* START Items *

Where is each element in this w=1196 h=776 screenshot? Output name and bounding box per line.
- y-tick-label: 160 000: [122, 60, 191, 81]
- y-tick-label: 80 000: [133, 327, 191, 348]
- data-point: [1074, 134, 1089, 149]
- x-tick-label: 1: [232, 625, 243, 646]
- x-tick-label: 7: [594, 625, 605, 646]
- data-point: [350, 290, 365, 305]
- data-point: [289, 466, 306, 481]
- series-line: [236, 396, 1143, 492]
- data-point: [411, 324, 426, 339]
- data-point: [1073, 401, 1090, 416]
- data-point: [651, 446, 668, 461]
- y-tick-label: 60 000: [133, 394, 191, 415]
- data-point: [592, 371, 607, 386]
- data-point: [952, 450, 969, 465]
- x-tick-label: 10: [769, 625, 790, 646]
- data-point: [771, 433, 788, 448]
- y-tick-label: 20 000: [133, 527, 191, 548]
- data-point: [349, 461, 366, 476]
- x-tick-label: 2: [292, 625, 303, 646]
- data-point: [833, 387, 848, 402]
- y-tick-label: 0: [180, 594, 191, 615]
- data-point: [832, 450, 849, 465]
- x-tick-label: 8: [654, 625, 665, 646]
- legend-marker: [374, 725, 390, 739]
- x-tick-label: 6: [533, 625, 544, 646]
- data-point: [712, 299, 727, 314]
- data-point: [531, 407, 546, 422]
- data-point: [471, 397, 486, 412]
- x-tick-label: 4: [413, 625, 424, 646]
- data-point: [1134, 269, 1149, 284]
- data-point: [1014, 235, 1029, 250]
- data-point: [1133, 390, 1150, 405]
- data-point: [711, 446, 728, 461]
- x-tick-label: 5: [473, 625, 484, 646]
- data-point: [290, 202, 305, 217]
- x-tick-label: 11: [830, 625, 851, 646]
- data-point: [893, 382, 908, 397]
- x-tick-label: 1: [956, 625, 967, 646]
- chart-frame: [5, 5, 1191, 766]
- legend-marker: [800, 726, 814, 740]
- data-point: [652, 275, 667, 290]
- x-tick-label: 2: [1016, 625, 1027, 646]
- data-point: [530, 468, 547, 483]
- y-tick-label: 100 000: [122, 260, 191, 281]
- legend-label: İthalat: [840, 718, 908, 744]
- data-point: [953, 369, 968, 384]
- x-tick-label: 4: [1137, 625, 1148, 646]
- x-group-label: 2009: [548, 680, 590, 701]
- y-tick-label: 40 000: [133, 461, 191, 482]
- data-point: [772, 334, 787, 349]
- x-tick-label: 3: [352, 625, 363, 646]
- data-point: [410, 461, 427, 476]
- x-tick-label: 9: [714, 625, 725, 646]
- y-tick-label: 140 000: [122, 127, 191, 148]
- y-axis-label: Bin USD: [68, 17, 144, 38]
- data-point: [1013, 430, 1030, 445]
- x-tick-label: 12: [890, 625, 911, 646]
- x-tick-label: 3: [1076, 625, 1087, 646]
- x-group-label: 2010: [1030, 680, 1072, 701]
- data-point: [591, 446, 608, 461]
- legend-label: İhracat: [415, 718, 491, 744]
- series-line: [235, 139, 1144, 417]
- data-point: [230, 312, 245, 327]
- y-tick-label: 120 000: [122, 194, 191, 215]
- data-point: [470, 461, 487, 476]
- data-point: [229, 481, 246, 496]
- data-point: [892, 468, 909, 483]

* END Items *

Recast every one of the lines above as a Markdown table with the columns "No." and "Line", numbering the rows in order and leaving out any blank lines.

--- Answer for this exercise ---
| No. | Line |
|---|---|
| 1 | Where is each element in this w=1196 h=776 screenshot? Output name and bounding box per line. |
| 2 | - y-tick-label: 160 000: [122, 60, 191, 81] |
| 3 | - y-tick-label: 80 000: [133, 327, 191, 348] |
| 4 | - data-point: [1074, 134, 1089, 149] |
| 5 | - x-tick-label: 1: [232, 625, 243, 646] |
| 6 | - x-tick-label: 7: [594, 625, 605, 646] |
| 7 | - data-point: [350, 290, 365, 305] |
| 8 | - data-point: [289, 466, 306, 481] |
| 9 | - series-line: [236, 396, 1143, 492] |
| 10 | - data-point: [411, 324, 426, 339] |
| 11 | - data-point: [1073, 401, 1090, 416] |
| 12 | - data-point: [651, 446, 668, 461] |
| 13 | - y-tick-label: 60 000: [133, 394, 191, 415] |
| 14 | - data-point: [592, 371, 607, 386] |
| 15 | - data-point: [952, 450, 969, 465] |
| 16 | - x-tick-label: 10: [769, 625, 790, 646] |
| 17 | - data-point: [771, 433, 788, 448] |
| 18 | - y-tick-label: 20 000: [133, 527, 191, 548] |
| 19 | - data-point: [349, 461, 366, 476] |
| 20 | - x-tick-label: 2: [292, 625, 303, 646] |
| 21 | - data-point: [833, 387, 848, 402] |
| 22 | - y-tick-label: 0: [180, 594, 191, 615] |
| 23 | - data-point: [832, 450, 849, 465] |
| 24 | - x-tick-label: 8: [654, 625, 665, 646] |
| 25 | - legend-marker: [374, 725, 390, 739] |
| 26 | - x-tick-label: 6: [533, 625, 544, 646] |
| 27 | - data-point: [712, 299, 727, 314] |
| 28 | - data-point: [531, 407, 546, 422] |
| 29 | - data-point: [471, 397, 486, 412] |
| 30 | - x-tick-label: 4: [413, 625, 424, 646] |
| 31 | - data-point: [1134, 269, 1149, 284] |
| 32 | - data-point: [1014, 235, 1029, 250] |
| 33 | - data-point: [1133, 390, 1150, 405] |
| 34 | - data-point: [711, 446, 728, 461] |
| 35 | - x-tick-label: 5: [473, 625, 484, 646] |
| 36 | - data-point: [290, 202, 305, 217] |
| 37 | - x-tick-label: 11: [830, 625, 851, 646] |
| 38 | - data-point: [893, 382, 908, 397] |
| 39 | - x-tick-label: 1: [956, 625, 967, 646] |
| 40 | - chart-frame: [5, 5, 1191, 766] |
| 41 | - legend-marker: [800, 726, 814, 740] |
| 42 | - data-point: [652, 275, 667, 290] |
| 43 | - x-tick-label: 2: [1016, 625, 1027, 646] |
| 44 | - data-point: [530, 468, 547, 483] |
| 45 | - y-tick-label: 100 000: [122, 260, 191, 281] |
| 46 | - legend-label: İthalat: [840, 718, 908, 744] |
| 47 | - data-point: [953, 369, 968, 384] |
| 48 | - x-tick-label: 4: [1137, 625, 1148, 646] |
| 49 | - x-group-label: 2009: [548, 680, 590, 701] |
| 50 | - y-tick-label: 40 000: [133, 461, 191, 482] |
| 51 | - data-point: [772, 334, 787, 349] |
| 52 | - x-tick-label: 3: [352, 625, 363, 646] |
| 53 | - data-point: [410, 461, 427, 476] |
| 54 | - x-tick-label: 9: [714, 625, 725, 646] |
| 55 | - y-tick-label: 140 000: [122, 127, 191, 148] |
| 56 | - y-axis-label: Bin USD: [68, 17, 144, 38] |
| 57 | - data-point: [1013, 430, 1030, 445] |
| 58 | - x-tick-label: 12: [890, 625, 911, 646] |
| 59 | - x-tick-label: 3: [1076, 625, 1087, 646] |
| 60 | - x-group-label: 2010: [1030, 680, 1072, 701] |
| 61 | - data-point: [591, 446, 608, 461] |
| 62 | - legend-label: İhracat: [415, 718, 491, 744] |
| 63 | - series-line: [235, 139, 1144, 417] |
| 64 | - data-point: [230, 312, 245, 327] |
| 65 | - y-tick-label: 120 000: [122, 194, 191, 215] |
| 66 | - data-point: [470, 461, 487, 476] |
| 67 | - data-point: [229, 481, 246, 496] |
| 68 | - data-point: [892, 468, 909, 483] |